▶ _Exercise brief_: Say how many lines contain the word "title" and give no other text.

+-------+

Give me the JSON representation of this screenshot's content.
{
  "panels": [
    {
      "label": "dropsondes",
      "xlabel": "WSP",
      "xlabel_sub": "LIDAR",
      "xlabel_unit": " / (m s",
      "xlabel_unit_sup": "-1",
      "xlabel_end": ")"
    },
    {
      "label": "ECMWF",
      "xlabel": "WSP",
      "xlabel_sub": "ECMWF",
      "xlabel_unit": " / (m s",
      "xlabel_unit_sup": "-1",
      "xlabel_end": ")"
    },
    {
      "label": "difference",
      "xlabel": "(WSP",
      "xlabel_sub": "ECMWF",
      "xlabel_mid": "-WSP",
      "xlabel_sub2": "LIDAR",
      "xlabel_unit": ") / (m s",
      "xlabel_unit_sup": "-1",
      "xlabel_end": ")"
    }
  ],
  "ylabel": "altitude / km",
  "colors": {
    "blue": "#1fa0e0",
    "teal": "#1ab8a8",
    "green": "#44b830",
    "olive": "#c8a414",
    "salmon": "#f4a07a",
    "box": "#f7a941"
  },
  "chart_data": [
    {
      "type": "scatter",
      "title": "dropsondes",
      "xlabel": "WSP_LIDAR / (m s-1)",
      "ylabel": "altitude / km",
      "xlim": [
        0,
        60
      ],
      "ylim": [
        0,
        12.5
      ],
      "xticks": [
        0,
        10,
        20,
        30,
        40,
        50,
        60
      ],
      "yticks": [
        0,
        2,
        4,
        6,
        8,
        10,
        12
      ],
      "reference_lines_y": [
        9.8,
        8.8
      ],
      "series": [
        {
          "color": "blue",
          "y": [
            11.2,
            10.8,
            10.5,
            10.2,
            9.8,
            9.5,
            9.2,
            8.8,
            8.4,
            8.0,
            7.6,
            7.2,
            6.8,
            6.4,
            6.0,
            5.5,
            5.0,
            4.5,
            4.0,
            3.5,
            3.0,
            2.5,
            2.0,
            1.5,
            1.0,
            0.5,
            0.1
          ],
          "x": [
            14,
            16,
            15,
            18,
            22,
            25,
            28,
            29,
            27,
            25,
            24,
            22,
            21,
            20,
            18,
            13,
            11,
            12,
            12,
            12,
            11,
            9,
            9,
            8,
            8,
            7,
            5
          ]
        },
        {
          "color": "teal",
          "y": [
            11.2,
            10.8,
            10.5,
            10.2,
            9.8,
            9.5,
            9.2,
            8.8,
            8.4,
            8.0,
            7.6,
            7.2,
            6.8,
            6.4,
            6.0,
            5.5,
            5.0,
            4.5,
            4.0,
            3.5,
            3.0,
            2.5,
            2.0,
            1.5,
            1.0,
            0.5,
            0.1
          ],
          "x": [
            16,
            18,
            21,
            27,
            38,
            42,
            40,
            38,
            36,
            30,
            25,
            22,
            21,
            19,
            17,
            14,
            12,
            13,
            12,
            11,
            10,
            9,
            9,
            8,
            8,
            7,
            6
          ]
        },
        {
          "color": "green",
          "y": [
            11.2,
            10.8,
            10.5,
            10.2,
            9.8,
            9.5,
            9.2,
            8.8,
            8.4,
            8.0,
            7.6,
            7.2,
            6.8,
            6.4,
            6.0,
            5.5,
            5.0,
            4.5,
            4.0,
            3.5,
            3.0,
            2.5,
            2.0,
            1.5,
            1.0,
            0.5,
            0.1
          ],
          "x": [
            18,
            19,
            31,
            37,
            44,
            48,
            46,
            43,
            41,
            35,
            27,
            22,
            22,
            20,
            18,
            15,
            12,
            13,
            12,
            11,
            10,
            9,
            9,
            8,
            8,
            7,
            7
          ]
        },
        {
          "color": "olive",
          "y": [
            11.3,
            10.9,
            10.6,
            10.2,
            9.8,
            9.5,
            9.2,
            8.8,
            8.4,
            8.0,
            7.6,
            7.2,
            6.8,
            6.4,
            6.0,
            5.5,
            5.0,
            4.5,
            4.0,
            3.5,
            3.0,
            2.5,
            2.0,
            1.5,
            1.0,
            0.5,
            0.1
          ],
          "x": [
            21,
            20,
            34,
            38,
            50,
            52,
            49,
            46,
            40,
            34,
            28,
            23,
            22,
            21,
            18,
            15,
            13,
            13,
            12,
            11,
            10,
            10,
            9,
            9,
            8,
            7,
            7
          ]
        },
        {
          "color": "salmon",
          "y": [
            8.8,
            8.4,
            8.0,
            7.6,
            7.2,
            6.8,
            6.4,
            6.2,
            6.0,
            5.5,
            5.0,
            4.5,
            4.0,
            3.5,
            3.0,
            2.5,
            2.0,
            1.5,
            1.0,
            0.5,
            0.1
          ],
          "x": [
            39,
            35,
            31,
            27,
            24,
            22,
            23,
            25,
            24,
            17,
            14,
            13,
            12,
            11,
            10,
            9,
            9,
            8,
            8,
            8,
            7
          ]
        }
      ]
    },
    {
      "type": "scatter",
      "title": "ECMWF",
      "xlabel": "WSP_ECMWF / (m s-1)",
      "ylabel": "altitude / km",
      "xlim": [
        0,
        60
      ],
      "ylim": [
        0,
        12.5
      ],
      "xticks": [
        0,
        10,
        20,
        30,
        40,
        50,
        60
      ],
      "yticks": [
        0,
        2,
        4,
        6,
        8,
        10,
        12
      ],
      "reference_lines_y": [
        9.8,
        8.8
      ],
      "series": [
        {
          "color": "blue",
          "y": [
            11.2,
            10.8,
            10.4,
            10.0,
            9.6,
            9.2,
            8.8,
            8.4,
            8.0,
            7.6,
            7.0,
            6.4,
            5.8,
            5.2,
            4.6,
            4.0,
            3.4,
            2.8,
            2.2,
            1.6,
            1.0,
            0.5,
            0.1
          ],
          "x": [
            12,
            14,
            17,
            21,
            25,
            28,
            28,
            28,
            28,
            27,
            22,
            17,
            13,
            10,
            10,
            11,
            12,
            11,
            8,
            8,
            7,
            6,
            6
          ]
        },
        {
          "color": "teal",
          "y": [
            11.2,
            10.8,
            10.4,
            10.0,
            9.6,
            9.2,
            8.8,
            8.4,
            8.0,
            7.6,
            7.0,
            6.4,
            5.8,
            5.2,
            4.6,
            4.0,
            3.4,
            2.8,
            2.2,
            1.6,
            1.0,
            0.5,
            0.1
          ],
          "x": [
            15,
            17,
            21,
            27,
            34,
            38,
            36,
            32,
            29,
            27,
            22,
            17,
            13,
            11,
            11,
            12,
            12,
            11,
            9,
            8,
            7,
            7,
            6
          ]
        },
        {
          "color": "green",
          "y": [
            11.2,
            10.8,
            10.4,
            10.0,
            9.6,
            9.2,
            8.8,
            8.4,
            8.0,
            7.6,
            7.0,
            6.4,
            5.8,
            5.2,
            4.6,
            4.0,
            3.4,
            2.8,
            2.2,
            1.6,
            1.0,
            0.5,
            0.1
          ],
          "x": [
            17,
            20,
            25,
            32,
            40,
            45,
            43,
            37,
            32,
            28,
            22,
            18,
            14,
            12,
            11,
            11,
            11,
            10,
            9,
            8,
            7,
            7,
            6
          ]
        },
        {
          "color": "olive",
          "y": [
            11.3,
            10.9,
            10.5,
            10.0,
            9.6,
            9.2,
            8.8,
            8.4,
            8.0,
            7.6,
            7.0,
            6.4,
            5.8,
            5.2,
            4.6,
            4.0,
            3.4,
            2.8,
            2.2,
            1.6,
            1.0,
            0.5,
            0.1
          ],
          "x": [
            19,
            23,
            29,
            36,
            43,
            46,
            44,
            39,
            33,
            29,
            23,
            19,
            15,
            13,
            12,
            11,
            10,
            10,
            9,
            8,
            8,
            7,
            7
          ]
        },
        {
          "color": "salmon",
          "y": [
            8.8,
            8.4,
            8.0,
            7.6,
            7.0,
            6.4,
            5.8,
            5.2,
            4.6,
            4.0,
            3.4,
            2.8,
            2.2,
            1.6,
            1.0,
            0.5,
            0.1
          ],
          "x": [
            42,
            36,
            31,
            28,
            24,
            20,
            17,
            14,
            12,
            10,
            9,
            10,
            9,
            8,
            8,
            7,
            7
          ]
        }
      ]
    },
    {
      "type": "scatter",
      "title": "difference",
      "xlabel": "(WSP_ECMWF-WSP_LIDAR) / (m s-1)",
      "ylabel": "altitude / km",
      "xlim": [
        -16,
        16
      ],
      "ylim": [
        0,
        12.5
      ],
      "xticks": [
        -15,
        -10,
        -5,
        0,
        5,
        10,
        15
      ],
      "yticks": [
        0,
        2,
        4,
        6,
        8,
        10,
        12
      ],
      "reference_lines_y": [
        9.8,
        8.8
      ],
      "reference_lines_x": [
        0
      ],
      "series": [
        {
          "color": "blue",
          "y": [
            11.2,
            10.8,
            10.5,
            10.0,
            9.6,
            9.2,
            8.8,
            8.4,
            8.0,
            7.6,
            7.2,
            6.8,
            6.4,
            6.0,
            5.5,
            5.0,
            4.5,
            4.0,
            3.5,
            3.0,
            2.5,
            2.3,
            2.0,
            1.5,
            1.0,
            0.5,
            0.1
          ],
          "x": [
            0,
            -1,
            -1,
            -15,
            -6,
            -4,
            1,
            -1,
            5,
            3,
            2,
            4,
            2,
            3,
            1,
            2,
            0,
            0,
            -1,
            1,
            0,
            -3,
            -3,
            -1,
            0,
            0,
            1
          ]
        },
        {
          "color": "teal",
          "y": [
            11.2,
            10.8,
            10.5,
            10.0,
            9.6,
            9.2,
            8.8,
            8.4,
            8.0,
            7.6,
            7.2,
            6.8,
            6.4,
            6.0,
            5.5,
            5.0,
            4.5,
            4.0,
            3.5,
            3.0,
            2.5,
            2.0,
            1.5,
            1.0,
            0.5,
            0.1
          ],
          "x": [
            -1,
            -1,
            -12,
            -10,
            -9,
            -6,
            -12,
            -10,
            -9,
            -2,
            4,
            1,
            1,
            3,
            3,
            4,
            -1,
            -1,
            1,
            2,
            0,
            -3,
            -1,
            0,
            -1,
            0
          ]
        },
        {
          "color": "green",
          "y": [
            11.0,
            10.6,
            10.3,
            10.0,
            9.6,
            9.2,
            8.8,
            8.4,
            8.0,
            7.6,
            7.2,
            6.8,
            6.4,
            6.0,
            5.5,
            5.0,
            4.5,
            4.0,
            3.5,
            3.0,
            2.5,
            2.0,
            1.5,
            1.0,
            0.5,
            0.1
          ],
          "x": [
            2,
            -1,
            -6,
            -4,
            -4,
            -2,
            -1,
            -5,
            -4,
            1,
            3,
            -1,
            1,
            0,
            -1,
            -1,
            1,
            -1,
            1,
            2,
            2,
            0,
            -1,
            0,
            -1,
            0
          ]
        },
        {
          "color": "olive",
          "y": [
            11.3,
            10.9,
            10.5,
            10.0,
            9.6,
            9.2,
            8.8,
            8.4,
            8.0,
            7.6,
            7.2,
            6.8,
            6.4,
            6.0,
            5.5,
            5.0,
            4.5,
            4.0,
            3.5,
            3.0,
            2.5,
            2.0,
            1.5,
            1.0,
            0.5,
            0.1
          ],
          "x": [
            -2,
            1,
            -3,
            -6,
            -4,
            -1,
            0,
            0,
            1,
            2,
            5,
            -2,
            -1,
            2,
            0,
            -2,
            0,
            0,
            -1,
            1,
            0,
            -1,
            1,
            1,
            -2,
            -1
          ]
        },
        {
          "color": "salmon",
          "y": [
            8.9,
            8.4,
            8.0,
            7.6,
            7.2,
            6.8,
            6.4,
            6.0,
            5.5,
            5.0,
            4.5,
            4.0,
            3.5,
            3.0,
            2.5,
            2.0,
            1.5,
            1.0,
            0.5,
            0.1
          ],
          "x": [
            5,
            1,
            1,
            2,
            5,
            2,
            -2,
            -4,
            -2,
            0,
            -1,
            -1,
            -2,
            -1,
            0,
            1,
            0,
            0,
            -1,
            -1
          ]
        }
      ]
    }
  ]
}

+-------+

▶ _Exercise response_: 3